▸ **PROBLEM**: Copy all lines of the listing that include the string "Daily".

▸ **PROVIDED INFORMATION**:
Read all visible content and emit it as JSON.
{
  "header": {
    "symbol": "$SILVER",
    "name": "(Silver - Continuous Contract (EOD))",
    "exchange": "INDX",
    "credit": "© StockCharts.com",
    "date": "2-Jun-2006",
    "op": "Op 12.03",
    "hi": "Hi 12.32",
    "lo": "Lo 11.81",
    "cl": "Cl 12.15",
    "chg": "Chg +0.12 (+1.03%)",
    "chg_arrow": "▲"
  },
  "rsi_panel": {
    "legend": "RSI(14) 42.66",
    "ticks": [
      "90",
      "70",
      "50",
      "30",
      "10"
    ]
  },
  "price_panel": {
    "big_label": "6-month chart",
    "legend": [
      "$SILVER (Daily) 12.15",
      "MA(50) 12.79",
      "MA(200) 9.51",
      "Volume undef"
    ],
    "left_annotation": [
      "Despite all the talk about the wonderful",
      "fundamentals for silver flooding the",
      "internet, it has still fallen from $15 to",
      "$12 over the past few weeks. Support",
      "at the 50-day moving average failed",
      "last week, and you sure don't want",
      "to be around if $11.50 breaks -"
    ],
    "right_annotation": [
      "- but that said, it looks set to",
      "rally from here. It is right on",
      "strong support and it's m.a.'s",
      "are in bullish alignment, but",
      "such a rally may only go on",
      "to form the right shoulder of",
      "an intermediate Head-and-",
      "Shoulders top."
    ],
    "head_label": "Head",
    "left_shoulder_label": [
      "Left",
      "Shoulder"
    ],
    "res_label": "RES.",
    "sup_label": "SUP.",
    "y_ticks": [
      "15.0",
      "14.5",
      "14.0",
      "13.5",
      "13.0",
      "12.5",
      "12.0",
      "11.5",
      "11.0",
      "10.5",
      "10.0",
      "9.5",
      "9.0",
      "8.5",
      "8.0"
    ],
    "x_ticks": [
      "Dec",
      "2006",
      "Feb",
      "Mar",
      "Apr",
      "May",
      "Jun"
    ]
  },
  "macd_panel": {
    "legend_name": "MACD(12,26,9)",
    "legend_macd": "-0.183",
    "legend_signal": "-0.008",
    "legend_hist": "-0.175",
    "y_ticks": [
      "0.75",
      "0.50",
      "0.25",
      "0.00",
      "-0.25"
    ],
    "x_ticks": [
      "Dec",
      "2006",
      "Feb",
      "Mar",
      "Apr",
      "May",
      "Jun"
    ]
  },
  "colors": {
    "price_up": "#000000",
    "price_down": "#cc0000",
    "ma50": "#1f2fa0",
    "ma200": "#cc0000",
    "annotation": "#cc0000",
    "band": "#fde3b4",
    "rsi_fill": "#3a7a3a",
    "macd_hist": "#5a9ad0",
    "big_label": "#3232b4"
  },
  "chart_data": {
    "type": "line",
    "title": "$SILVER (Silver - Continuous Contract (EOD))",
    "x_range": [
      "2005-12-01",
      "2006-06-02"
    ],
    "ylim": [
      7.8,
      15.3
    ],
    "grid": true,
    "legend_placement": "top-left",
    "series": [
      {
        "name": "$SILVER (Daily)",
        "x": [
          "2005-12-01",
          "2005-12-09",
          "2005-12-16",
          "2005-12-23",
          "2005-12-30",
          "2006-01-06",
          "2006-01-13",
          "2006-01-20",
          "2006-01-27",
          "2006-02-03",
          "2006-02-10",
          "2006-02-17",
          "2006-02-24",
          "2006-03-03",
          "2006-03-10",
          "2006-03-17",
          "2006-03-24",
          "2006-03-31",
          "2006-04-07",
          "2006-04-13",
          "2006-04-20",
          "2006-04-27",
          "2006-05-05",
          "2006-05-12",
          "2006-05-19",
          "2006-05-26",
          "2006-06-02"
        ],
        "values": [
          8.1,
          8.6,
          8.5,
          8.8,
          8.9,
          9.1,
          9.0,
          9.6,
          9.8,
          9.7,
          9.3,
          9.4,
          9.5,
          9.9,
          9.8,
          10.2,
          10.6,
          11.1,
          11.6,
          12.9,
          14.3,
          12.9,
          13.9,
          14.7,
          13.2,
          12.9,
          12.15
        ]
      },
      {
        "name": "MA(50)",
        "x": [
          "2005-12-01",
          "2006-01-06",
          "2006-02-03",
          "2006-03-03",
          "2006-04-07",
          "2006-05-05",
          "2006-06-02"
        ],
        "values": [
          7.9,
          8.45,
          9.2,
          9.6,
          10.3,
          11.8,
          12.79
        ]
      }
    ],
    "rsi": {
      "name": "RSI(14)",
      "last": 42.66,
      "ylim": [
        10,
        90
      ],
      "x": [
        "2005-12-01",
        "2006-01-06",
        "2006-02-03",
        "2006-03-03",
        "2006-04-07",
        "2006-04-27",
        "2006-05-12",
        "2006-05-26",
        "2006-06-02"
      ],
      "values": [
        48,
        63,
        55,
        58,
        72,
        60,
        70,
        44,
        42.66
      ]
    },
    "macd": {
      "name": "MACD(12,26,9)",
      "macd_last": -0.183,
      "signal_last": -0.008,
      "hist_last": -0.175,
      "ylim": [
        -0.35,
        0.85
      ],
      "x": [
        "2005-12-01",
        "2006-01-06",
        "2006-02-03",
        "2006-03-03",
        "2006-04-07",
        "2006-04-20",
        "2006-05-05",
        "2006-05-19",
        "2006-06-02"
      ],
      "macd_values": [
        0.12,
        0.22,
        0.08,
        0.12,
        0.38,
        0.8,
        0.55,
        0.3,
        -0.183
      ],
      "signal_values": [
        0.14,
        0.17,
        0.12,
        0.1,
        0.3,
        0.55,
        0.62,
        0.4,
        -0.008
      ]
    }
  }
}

▸ **FINAL RESULT**:
      "$SILVER (Daily) 12.15",
        "name": "$SILVER (Daily)",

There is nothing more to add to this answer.